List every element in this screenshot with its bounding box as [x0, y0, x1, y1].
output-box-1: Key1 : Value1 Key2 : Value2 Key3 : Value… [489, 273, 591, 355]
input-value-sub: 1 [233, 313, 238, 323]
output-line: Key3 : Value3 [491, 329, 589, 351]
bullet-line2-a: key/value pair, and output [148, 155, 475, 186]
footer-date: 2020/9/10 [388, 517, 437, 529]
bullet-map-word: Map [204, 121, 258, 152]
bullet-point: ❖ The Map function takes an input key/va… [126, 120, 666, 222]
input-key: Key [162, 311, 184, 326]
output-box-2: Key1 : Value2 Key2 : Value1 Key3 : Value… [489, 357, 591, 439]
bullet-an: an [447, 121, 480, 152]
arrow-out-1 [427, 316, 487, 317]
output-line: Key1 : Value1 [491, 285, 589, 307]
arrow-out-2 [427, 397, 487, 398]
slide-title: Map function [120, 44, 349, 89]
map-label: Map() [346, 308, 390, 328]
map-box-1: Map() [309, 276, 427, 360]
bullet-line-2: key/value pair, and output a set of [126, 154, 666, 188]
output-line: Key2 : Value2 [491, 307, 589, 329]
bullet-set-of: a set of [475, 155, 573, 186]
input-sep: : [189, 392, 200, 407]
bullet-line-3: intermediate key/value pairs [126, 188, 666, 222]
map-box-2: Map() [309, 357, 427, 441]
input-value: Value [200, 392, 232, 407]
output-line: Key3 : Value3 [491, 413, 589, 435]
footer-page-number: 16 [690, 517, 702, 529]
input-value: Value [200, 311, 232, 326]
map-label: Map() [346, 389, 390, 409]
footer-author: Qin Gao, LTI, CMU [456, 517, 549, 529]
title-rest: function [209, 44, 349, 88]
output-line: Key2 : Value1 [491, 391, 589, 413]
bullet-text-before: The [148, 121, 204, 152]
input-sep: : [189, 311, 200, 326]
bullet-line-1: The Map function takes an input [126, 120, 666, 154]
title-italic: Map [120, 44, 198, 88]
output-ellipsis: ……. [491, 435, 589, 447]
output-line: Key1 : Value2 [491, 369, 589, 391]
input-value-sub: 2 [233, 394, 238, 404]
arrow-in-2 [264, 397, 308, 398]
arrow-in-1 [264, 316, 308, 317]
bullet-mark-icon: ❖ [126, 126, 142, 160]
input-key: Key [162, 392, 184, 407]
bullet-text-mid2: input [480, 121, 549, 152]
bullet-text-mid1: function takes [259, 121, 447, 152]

* * *

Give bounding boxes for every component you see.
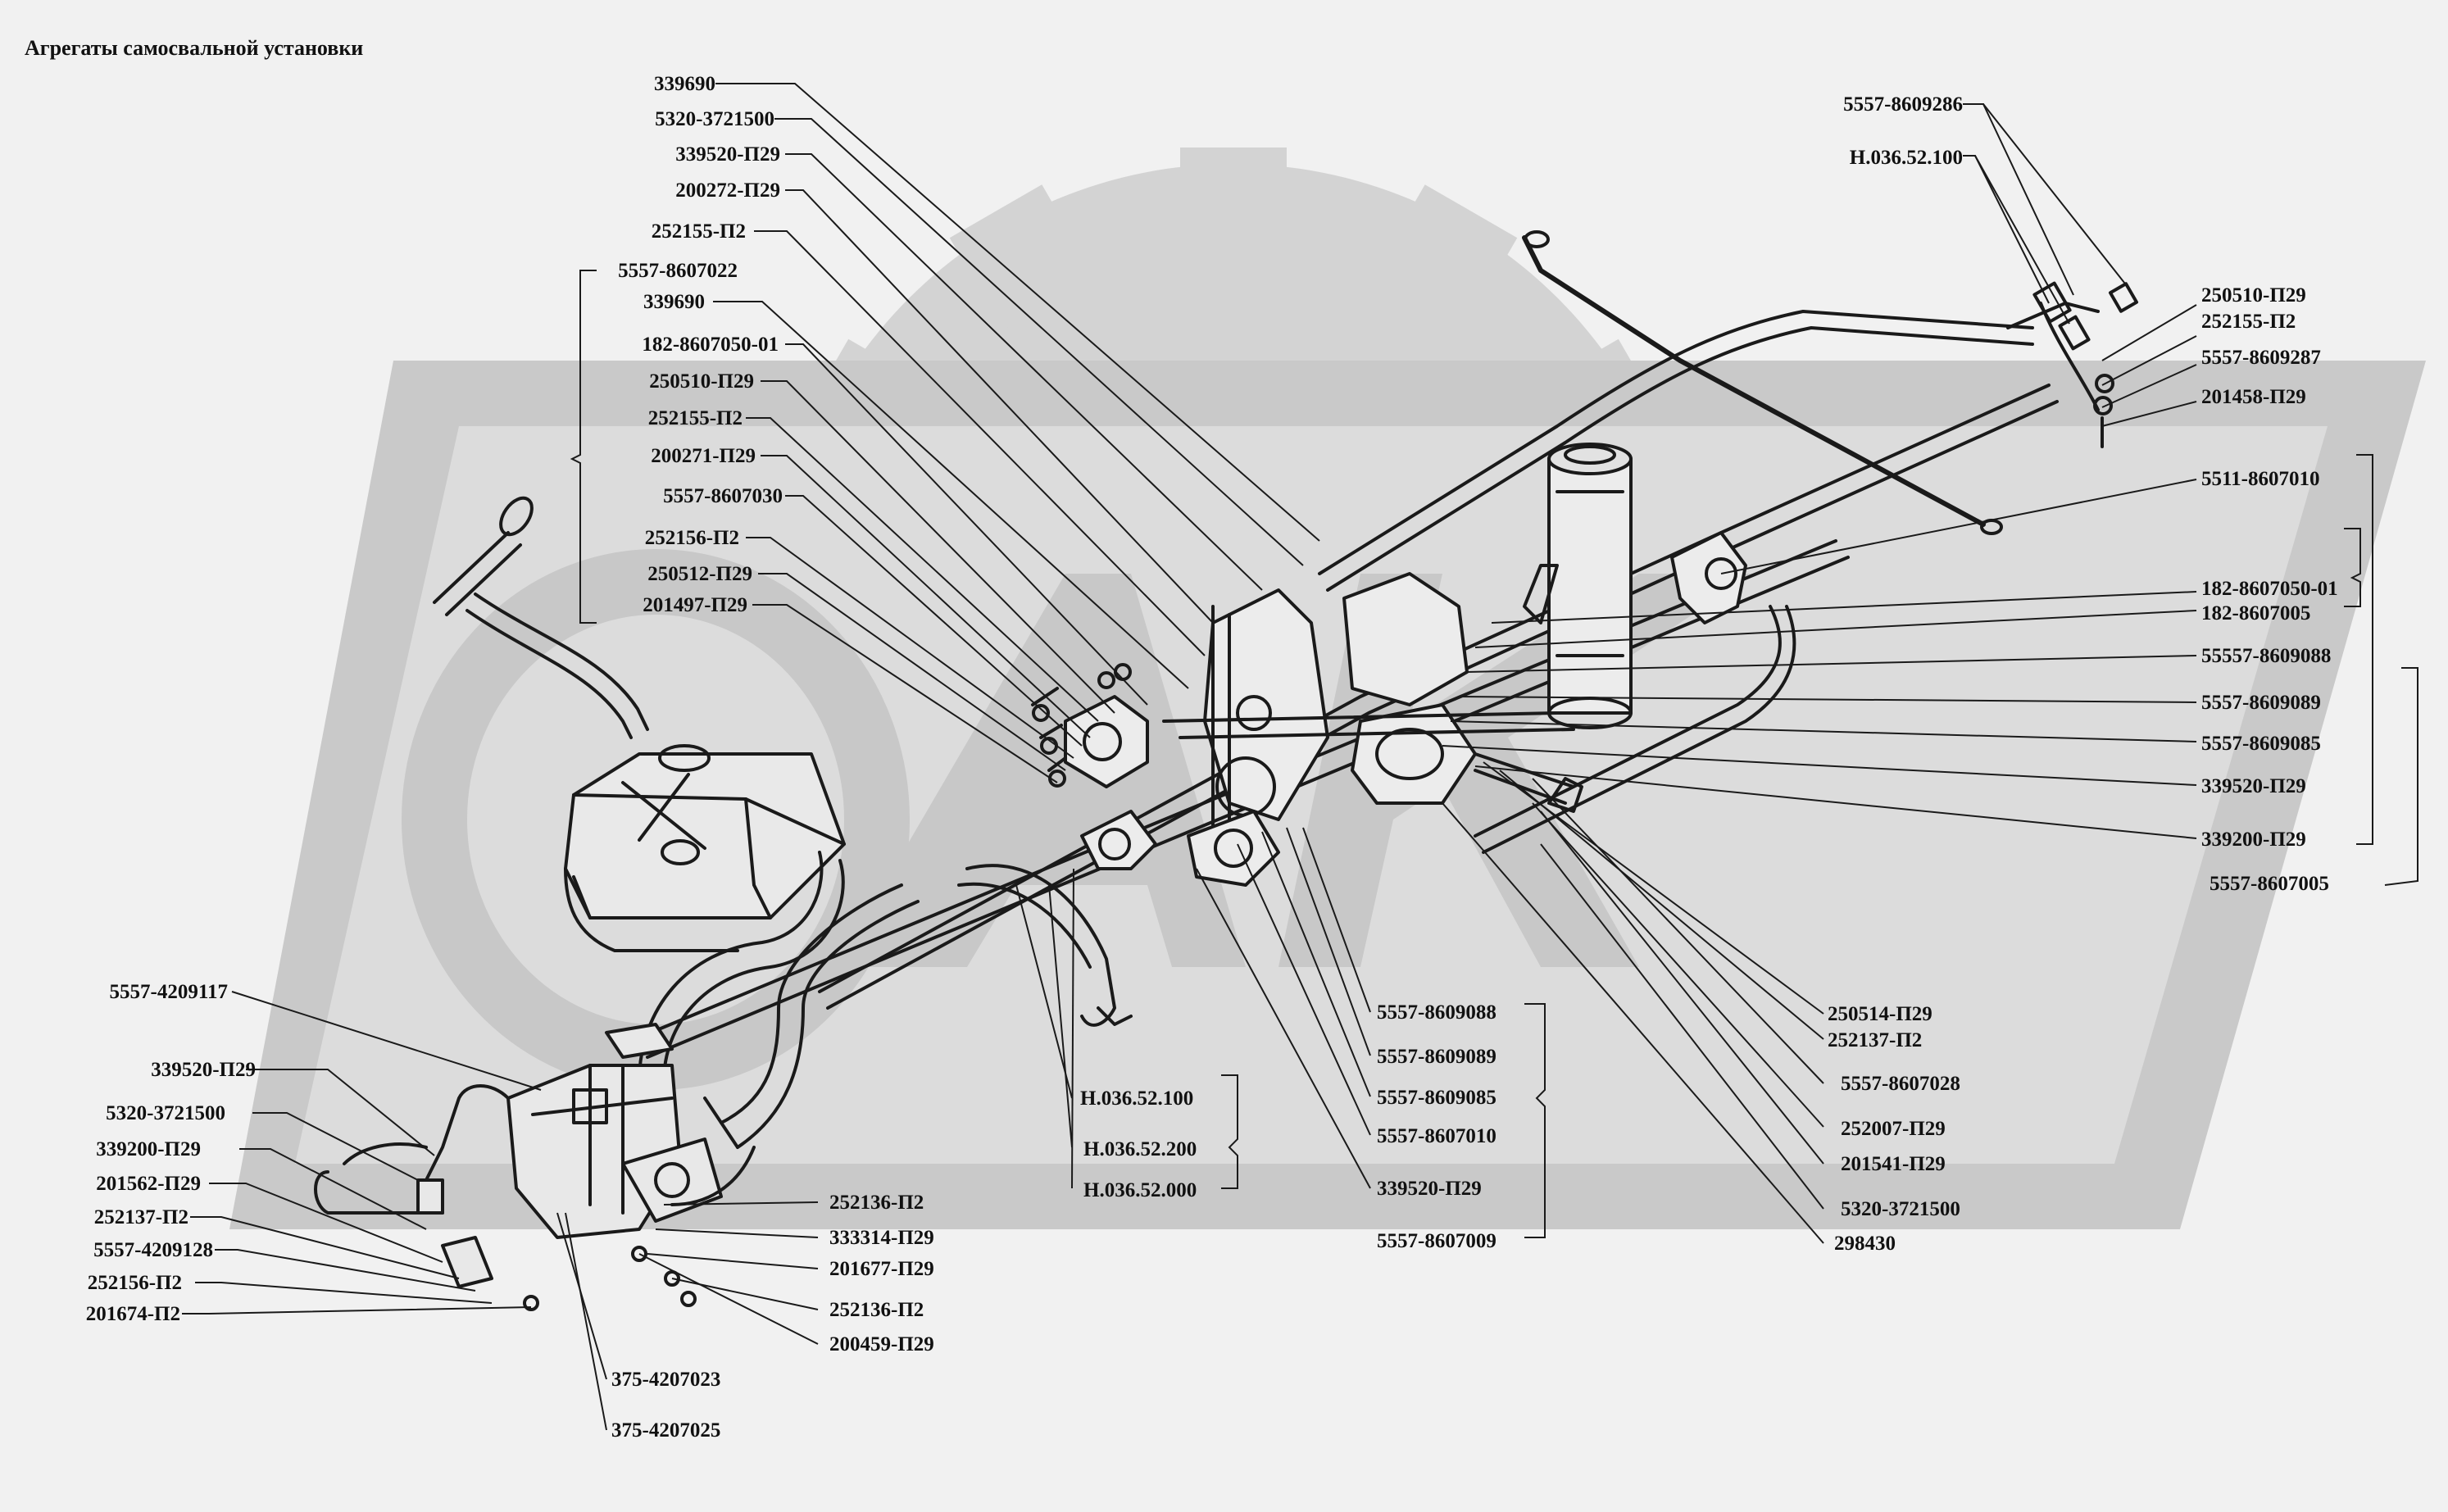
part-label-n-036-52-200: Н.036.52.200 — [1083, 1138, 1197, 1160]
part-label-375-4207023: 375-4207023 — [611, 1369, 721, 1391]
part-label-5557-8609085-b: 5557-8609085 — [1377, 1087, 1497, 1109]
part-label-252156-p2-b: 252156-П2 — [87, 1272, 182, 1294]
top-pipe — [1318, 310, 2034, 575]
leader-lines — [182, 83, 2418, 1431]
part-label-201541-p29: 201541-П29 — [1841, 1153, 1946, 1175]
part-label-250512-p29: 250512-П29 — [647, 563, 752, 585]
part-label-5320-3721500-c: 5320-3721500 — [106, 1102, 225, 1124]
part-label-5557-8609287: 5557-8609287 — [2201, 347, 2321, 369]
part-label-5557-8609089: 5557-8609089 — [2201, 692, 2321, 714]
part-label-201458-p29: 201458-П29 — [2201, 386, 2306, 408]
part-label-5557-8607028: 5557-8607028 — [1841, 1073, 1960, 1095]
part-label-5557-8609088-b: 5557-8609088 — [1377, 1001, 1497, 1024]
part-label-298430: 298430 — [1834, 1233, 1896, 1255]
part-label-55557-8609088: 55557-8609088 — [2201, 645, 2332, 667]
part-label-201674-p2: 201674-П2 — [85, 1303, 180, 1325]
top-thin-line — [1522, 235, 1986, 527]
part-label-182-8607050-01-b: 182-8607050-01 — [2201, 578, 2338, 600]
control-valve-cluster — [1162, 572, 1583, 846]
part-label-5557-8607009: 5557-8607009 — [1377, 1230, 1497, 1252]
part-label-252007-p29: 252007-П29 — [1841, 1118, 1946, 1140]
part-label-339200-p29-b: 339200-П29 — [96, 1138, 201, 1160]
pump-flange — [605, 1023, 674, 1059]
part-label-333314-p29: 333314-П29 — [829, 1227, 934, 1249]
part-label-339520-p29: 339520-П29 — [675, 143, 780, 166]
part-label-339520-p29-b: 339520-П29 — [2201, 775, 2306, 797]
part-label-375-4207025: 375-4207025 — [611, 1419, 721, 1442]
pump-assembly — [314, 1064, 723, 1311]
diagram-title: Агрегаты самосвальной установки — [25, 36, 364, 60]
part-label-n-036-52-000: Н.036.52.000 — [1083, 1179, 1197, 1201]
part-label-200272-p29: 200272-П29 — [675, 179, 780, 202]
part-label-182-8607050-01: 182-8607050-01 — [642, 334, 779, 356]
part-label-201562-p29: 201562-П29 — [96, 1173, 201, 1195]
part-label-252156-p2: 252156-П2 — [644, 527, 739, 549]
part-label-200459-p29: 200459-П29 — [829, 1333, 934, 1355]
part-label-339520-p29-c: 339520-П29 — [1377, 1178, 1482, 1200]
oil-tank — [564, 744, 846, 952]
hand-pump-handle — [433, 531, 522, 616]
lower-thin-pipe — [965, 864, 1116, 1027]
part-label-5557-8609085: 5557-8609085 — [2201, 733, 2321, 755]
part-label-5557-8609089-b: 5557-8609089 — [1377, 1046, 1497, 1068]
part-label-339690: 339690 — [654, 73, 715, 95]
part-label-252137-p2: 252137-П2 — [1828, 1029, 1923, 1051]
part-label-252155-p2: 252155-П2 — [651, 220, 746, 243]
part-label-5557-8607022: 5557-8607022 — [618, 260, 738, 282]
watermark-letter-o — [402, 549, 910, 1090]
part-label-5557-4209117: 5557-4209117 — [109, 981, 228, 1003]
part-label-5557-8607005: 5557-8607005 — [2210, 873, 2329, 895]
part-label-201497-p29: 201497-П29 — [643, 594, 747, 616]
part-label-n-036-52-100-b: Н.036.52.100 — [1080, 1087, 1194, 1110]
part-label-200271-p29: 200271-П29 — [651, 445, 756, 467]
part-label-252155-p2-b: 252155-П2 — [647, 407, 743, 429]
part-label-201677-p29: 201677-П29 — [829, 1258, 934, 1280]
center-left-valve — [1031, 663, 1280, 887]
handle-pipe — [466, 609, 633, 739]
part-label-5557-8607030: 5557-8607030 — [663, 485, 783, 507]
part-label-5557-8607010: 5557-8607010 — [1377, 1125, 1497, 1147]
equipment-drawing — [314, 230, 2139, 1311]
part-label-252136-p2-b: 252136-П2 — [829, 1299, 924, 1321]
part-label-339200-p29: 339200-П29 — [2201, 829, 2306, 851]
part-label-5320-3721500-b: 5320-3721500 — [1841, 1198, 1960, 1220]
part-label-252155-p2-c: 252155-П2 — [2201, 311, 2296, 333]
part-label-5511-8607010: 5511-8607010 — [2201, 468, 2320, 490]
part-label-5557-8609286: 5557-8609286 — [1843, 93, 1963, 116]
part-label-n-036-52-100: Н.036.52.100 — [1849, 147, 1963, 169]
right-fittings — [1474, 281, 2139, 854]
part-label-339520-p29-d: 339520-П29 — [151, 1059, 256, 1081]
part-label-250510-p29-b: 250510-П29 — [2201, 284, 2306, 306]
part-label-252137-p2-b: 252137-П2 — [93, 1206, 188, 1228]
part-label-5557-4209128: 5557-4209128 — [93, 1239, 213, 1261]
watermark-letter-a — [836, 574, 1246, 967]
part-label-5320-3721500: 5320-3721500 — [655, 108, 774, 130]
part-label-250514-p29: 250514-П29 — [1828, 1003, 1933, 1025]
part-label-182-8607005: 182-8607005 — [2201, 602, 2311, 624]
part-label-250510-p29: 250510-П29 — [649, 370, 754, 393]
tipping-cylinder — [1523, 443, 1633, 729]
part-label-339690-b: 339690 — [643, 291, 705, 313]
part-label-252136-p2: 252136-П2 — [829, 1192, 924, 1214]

---

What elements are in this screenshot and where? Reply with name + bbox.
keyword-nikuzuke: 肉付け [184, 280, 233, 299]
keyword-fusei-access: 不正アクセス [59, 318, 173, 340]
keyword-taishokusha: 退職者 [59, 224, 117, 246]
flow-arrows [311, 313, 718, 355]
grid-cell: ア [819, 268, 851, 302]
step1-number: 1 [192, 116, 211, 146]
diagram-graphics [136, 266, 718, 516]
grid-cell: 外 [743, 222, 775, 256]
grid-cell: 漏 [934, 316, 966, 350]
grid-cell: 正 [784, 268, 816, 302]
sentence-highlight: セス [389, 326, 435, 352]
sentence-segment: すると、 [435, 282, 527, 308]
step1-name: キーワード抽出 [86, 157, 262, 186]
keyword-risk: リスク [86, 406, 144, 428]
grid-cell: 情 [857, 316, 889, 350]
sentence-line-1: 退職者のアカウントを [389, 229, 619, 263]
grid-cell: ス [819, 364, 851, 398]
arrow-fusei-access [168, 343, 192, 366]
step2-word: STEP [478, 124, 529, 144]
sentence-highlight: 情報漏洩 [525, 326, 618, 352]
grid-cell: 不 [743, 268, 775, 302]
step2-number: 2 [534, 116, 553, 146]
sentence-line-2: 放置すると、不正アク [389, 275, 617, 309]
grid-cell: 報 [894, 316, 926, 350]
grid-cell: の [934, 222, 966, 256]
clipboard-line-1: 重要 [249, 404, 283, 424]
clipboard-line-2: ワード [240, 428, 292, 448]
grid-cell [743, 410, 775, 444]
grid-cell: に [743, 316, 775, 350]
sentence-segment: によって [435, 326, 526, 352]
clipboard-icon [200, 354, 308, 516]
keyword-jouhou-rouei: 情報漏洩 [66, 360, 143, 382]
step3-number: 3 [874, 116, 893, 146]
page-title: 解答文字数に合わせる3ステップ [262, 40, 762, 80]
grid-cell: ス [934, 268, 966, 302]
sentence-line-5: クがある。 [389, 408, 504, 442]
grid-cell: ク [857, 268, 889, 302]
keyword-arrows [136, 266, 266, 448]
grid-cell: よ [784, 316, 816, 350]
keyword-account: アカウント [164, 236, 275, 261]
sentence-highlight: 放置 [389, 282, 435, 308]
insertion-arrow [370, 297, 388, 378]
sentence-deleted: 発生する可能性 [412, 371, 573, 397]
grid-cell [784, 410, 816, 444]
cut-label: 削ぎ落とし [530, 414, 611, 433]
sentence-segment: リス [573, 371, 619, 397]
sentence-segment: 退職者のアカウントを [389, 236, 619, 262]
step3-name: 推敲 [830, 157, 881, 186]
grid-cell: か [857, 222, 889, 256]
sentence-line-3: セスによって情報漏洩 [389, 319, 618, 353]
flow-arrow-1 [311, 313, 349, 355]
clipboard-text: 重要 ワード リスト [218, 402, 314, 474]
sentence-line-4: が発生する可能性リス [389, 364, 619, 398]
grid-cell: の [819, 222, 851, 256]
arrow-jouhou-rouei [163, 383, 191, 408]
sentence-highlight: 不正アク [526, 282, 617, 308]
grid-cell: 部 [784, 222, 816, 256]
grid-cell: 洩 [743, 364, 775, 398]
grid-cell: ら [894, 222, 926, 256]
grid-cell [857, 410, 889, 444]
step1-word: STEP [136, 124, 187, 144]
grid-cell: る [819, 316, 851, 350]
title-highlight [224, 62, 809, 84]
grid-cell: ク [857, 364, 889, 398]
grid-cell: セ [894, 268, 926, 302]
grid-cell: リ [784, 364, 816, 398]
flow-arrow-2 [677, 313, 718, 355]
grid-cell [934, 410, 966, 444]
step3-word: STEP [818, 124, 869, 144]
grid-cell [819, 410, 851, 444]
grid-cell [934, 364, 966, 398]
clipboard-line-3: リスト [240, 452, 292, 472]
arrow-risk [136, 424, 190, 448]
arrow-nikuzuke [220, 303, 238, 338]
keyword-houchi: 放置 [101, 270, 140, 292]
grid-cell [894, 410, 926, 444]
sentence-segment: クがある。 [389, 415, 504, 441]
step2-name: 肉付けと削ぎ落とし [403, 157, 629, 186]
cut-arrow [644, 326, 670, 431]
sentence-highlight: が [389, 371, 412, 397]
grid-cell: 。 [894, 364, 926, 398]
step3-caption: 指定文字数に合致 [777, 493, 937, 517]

Exercise: Quote the lines from the line with "List every element" to the line with "output-line: Key3 : Value3 [491, 329, 589, 351]", both included, reproducing each one precisely.

Correct result:
List every element in this screenshot with its bounding box as [x0, y0, x1, y1].
output-box-1: Key1 : Value1 Key2 : Value2 Key3 : Value… [489, 273, 591, 355]
input-value-sub: 1 [233, 313, 238, 323]
output-line: Key3 : Value3 [491, 329, 589, 351]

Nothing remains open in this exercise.